(Records for this exercise)

◆ ◆ ◆

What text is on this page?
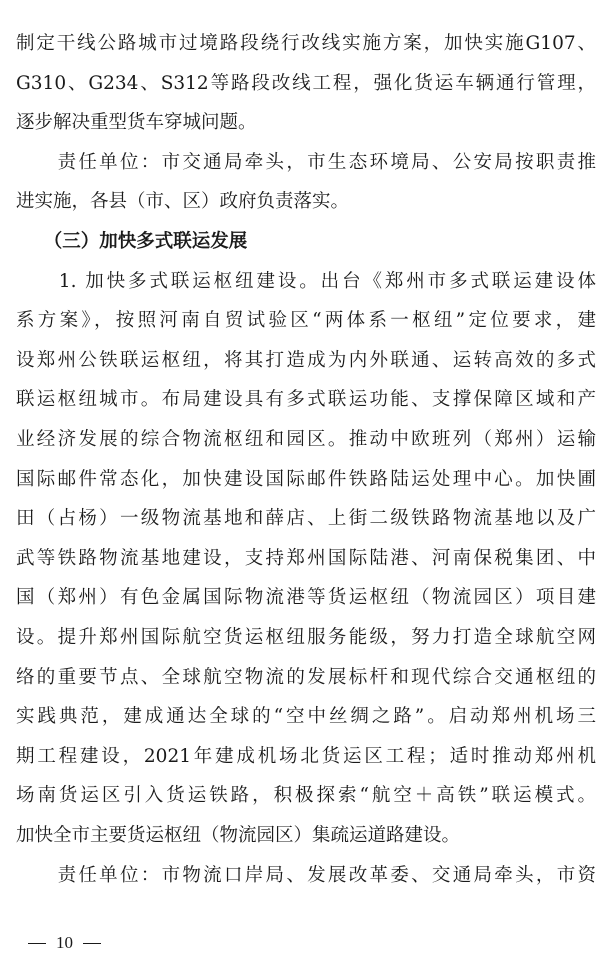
制定干线公路城市过境路段绕行改线实施方案，加快实施G107、
G310、G234、S312等路段改线工程，强化货运车辆通行管理，
逐步解决重型货车穿城问题。
　　责任单位：市交通局牵头，市生态环境局、公安局按职责推
进实施，各县（市、区）政府负责落实。
　　（三）加快多式联运发展
　　1. 加快多式联运枢纽建设。出台《郑州市多式联运建设体
系方案》，按照河南自贸试验区“两体系一枢纽”定位要求，建
设郑州公铁联运枢纽，将其打造成为内外联通、运转高效的多式
联运枢纽城市。布局建设具有多式联运功能、支撑保障区域和产
业经济发展的综合物流枢纽和园区。推动中欧班列（郑州）运输
国际邮件常态化，加快建设国际邮件铁路陆运处理中心。加快圃
田（占杨）一级物流基地和薛店、上街二级铁路物流基地以及广
武等铁路物流基地建设，支持郑州国际陆港、河南保税集团、中
国（郑州）有色金属国际物流港等货运枢纽（物流园区）项目建
设。提升郑州国际航空货运枢纽服务能级，努力打造全球航空网
络的重要节点、全球航空物流的发展标杆和现代综合交通枢纽的
实践典范，建成通达全球的“空中丝绸之路”。启动郑州机场三
期工程建设，2021年建成机场北货运区工程；适时推动郑州机
场南货运区引入货运铁路，积极探索“航空＋高铁”联运模式。
10
加快全市主要货运枢纽（物流园区）集疏运道路建设。
　　责任单位：市物流口岸局、发展改革委、交通局牵头，市资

◆ ◆ ◆

(What you should do)
Reproduce each line exactly as it appears, omitting the pictures.

(Answer to this problem)
What text is on this page?
制定干线公路城市过境路段绕行改线实施方案，加快实施G107、
G310、G234、S312等路段改线工程，强化货运车辆通行管理，
逐步解决重型货车穿城问题。
　　责任单位：市交通局牵头，市生态环境局、公安局按职责推
进实施，各县（市、区）政府负责落实。
　　（三）加快多式联运发展
　　1. 加快多式联运枢纽建设。出台《郑州市多式联运建设体
系方案》，按照河南自贸试验区“两体系一枢纽”定位要求，建
设郑州公铁联运枢纽，将其打造成为内外联通、运转高效的多式
联运枢纽城市。布局建设具有多式联运功能、支撑保障区域和产
业经济发展的综合物流枢纽和园区。推动中欧班列（郑州）运输
国际邮件常态化，加快建设国际邮件铁路陆运处理中心。加快圃
田（占杨）一级物流基地和薛店、上街二级铁路物流基地以及广
武等铁路物流基地建设，支持郑州国际陆港、河南保税集团、中
国（郑州）有色金属国际物流港等货运枢纽（物流园区）项目建
设。提升郑州国际航空货运枢纽服务能级，努力打造全球航空网
络的重要节点、全球航空物流的发展标杆和现代综合交通枢纽的
实践典范，建成通达全球的“空中丝绸之路”。启动郑州机场三
期工程建设，2021年建成机场北货运区工程；适时推动郑州机
场南货运区引入货运铁路，积极探索“航空＋高铁”联运模式。
10
加快全市主要货运枢纽（物流园区）集疏运道路建设。
　　责任单位：市物流口岸局、发展改革委、交通局牵头，市资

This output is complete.